■ Objetivo ■
Convierte en una lista JSON de cadenas todo lo que va desde el comienzo de las líneas hasta la línea que contiene "scatter-point-no [257,908,263,915]", las dos puntas incluidas. Pon una cadena por cada línea y deja fuera las líneas en blanco.

[Registros de cajas etiquetadas]
..............................
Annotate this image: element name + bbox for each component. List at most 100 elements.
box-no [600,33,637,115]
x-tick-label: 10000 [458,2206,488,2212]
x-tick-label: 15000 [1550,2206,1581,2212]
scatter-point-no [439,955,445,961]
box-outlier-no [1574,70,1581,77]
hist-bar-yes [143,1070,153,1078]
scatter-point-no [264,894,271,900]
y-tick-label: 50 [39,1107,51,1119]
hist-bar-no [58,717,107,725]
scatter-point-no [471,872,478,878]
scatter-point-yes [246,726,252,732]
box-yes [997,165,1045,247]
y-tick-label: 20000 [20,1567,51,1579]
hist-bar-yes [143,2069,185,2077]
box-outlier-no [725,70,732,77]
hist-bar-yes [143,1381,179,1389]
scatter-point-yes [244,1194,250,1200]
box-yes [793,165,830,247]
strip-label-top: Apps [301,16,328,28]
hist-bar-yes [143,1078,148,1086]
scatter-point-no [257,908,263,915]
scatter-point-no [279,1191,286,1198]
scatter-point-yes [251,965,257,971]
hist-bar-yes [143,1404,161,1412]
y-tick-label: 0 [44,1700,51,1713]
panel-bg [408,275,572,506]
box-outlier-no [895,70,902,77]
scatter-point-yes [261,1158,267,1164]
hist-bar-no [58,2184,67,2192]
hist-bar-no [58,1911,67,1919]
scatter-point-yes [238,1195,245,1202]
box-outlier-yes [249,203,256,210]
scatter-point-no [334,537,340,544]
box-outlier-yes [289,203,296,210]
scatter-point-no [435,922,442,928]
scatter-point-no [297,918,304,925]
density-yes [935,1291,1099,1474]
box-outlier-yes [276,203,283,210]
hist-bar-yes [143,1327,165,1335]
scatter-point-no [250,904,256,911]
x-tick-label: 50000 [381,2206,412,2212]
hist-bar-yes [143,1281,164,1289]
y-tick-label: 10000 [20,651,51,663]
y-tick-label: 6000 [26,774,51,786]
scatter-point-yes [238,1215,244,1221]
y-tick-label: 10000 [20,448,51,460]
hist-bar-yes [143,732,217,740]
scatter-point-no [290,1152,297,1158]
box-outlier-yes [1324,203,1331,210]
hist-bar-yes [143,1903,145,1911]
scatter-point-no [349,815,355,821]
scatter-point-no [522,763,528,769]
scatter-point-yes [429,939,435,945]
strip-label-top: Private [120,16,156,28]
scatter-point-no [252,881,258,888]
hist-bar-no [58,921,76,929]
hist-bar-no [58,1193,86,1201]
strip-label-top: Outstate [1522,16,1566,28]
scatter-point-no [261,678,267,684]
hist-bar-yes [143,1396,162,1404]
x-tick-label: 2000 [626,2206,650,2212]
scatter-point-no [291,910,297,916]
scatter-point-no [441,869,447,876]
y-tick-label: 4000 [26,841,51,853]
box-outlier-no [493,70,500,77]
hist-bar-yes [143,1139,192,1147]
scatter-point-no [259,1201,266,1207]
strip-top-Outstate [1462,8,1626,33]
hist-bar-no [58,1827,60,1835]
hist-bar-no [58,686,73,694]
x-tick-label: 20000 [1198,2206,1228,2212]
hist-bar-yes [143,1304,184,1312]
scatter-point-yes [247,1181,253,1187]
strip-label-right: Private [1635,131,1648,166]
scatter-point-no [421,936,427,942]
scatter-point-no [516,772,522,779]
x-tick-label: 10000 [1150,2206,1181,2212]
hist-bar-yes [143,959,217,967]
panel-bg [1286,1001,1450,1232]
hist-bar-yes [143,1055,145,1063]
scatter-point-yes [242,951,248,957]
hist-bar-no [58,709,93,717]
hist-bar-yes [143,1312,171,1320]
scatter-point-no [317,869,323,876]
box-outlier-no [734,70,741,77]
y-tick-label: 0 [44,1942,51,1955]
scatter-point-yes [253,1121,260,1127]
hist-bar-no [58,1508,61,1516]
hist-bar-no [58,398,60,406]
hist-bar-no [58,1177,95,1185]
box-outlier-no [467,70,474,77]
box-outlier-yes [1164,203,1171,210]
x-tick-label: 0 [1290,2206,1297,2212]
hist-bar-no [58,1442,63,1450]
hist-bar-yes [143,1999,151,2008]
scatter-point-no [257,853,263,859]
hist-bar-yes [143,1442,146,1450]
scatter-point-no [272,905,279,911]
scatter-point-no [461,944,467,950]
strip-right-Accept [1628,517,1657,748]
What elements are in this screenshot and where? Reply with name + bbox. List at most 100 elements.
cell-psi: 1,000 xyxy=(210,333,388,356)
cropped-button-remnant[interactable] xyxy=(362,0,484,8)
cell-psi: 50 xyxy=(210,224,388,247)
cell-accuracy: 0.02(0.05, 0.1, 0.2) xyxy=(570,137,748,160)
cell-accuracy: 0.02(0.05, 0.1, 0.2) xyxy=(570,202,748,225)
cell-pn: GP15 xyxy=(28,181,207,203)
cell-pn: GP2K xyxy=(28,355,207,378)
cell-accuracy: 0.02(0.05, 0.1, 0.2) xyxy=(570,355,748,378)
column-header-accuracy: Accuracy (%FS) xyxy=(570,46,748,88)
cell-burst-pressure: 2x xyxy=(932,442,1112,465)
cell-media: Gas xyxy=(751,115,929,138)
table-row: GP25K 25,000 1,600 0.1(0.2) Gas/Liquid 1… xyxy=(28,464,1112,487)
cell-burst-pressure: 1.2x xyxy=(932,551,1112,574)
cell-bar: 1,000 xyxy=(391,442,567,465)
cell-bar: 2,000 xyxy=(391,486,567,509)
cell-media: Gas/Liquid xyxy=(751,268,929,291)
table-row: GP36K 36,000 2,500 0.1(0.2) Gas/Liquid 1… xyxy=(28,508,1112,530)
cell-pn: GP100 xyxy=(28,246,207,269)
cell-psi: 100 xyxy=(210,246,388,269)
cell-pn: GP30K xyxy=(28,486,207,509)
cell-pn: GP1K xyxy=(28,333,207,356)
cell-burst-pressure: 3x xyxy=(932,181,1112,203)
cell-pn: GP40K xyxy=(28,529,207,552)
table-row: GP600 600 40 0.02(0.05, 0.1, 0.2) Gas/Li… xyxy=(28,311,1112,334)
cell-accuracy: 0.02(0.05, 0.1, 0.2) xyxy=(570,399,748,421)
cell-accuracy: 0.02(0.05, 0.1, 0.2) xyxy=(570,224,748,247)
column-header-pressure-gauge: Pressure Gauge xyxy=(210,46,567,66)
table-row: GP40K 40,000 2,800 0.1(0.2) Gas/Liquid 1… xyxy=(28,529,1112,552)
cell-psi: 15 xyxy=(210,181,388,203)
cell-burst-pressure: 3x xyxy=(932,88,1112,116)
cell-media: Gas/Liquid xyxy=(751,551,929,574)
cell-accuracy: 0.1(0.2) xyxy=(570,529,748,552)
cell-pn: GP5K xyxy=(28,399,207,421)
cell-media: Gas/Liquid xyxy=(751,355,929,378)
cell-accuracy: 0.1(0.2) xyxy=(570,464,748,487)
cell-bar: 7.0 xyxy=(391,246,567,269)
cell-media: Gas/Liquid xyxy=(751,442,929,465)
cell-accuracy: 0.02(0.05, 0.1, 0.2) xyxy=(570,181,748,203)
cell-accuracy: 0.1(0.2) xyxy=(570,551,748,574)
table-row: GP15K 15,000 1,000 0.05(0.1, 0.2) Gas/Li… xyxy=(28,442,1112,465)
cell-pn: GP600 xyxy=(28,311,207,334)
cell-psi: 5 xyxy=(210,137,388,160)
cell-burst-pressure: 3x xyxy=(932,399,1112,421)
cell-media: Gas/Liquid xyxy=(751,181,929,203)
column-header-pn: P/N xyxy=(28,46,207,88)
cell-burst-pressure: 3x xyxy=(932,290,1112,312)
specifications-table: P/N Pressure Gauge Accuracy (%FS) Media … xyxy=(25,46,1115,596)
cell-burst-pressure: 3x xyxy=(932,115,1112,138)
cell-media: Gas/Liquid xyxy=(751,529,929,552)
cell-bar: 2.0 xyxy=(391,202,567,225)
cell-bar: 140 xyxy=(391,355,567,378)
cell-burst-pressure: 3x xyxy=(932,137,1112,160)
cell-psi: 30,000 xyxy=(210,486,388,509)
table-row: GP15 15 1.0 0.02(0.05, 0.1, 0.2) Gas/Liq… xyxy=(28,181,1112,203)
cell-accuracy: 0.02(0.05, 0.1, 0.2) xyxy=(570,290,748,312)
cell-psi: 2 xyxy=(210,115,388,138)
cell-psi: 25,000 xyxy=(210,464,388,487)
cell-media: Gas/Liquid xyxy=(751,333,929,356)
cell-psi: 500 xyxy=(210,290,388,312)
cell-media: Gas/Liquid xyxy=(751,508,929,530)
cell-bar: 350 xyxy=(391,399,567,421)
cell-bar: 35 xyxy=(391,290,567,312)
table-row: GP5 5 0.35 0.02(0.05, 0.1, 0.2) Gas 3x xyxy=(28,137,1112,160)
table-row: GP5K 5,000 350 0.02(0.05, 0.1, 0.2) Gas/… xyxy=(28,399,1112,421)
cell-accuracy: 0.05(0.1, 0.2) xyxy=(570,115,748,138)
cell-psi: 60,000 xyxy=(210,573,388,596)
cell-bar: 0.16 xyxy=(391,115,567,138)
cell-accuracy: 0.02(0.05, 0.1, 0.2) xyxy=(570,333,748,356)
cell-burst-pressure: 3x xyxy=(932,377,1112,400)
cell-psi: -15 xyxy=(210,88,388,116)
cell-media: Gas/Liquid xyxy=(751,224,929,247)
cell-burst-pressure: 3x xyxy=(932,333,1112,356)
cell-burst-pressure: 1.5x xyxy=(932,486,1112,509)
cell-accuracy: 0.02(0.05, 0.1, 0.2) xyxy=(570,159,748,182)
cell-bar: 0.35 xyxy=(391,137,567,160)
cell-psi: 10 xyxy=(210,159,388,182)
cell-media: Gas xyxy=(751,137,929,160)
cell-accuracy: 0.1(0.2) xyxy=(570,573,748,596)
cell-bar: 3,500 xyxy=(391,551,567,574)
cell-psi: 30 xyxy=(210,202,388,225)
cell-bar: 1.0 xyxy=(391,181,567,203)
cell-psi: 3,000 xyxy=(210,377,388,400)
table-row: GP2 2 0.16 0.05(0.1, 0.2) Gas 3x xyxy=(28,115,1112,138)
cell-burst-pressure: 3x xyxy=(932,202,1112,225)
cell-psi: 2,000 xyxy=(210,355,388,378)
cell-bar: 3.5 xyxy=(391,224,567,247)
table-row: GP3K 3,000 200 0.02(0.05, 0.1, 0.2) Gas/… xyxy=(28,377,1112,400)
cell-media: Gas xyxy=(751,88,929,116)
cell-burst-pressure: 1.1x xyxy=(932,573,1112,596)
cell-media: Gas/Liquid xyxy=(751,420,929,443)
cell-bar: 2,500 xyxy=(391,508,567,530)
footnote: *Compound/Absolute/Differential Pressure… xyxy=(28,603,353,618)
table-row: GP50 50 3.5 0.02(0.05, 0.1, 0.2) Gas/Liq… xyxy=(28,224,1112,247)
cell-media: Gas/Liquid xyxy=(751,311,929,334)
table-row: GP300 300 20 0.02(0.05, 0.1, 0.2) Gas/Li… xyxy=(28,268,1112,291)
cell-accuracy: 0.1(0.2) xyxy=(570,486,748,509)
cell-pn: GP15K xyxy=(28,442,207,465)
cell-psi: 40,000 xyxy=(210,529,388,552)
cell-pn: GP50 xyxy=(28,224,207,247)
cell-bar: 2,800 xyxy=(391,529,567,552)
..............................
■ Solución del ejercicio ■
[
  "Annotate this image: element name + bbox for each component. List at most 100 elements.",
  "box-no [600,33,637,115]",
  "x-tick-label: 10000 [458,2206,488,2212]",
  "x-tick-label: 15000 [1550,2206,1581,2212]",
  "scatter-point-no [439,955,445,961]",
  "box-outlier-no [1574,70,1581,77]",
  "hist-bar-yes [143,1070,153,1078]",
  "scatter-point-no [264,894,271,900]",
  "y-tick-label: 50 [39,1107,51,1119]",
  "hist-bar-no [58,717,107,725]",
  "scatter-point-no [471,872,478,878]",
  "scatter-point-yes [246,726,252,732]",
  "box-yes [997,165,1045,247]",
  "y-tick-label: 20000 [20,1567,51,1579]",
  "hist-bar-yes [143,2069,185,2077]",
  "box-outlier-no [725,70,732,77]",
  "hist-bar-yes [143,1381,179,1389]",
  "scatter-point-yes [244,1194,250,1200]",
  "box-yes [793,165,830,247]",
  "strip-label-top: Apps [301,16,328,28]",
  "hist-bar-yes [143,1078,148,1086]",
  "scatter-point-no [257,908,263,915]"
]